Copy out each line featuring the string "title" from the entries beneath.
"""
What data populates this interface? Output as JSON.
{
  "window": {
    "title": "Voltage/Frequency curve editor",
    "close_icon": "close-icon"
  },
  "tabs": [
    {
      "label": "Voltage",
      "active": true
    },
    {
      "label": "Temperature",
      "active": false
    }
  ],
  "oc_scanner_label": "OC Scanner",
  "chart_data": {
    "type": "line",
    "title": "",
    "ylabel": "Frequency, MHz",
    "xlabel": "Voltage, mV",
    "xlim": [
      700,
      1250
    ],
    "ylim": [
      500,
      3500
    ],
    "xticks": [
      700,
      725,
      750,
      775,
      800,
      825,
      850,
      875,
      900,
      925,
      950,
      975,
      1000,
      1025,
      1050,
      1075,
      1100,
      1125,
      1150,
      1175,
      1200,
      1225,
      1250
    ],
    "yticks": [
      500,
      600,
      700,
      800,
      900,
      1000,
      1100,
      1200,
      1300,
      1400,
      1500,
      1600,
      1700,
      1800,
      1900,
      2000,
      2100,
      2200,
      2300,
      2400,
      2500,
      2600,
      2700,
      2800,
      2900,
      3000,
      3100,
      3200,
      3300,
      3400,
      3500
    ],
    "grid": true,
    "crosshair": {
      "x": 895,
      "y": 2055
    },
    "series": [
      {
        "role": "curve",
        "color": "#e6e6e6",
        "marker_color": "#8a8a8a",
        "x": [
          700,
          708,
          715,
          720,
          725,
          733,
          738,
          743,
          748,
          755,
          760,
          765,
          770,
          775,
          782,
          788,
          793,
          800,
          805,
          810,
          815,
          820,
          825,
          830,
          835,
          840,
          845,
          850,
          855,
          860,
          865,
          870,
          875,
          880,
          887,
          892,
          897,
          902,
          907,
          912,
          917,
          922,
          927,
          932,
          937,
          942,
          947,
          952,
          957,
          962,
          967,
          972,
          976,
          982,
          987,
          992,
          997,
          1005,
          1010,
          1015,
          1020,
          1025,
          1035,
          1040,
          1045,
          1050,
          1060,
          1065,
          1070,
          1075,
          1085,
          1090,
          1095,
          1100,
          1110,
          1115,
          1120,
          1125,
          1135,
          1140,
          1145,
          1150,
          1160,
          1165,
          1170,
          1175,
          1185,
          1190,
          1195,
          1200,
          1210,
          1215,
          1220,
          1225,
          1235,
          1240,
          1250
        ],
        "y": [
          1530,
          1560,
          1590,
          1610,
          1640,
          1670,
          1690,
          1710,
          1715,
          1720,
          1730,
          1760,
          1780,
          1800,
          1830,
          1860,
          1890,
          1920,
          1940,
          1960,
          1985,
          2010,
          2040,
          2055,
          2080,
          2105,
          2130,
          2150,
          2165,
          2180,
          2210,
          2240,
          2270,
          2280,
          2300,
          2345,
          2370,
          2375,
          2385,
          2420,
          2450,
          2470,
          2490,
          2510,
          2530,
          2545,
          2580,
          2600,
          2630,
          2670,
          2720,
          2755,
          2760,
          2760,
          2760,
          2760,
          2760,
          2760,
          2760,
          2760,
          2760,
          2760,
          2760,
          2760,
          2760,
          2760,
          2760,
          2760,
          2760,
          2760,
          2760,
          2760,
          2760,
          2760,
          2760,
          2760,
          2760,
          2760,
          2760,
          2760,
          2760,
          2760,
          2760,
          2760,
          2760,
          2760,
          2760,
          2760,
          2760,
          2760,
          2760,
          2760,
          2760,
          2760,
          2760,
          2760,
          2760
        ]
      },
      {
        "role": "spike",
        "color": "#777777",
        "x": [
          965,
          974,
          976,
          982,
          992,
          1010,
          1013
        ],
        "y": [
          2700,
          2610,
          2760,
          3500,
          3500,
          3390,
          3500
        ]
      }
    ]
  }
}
"""
Exercise response:
    "title": "Voltage/Frequency curve editor",
    "title": "",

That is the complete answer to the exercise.